◆ Task directions ◆
Gather every line from the entries below that includes "color".

◆ Provided entries ◆
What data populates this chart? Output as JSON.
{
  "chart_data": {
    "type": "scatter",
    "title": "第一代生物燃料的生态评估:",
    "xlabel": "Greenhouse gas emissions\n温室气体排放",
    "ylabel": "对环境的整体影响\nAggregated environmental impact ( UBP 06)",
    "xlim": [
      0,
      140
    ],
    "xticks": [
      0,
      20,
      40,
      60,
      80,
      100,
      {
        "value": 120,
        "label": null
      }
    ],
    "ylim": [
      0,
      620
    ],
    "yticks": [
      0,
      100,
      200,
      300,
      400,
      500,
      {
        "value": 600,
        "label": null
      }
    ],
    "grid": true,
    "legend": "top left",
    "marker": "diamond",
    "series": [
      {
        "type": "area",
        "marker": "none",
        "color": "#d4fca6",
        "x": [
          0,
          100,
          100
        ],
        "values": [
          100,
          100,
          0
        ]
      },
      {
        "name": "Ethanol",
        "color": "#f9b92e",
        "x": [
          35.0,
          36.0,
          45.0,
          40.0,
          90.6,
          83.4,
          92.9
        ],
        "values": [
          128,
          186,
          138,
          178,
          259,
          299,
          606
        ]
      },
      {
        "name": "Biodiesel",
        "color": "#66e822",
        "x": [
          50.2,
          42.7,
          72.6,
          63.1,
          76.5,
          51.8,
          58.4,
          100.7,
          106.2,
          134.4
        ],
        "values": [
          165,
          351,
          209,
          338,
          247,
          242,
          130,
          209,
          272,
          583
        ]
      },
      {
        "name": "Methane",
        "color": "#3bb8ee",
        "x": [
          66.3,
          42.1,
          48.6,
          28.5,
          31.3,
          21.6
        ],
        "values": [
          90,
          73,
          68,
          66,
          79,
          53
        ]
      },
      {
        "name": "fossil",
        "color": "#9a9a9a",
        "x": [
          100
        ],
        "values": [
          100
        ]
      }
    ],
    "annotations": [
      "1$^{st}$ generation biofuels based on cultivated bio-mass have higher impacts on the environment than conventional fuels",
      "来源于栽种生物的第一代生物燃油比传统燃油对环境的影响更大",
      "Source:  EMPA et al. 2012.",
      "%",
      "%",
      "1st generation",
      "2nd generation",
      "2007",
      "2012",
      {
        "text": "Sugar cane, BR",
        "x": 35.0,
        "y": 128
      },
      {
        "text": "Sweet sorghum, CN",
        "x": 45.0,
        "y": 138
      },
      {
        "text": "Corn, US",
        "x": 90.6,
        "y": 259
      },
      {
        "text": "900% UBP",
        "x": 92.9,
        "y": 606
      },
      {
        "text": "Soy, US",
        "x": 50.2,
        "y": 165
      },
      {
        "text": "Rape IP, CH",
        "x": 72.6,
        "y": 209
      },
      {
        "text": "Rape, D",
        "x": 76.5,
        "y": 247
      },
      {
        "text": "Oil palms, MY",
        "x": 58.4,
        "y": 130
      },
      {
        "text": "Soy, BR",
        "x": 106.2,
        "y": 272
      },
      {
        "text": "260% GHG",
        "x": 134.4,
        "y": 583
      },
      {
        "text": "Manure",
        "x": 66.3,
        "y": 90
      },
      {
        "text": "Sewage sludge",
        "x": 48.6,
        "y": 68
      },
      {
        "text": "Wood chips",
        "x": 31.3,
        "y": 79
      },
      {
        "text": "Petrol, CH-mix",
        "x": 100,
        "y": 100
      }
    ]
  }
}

◆ Task result ◆
        "color": "#d4fca6",
        "color": "#f9b92e",
        "color": "#66e822",
        "color": "#3bb8ee",
        "color": "#9a9a9a",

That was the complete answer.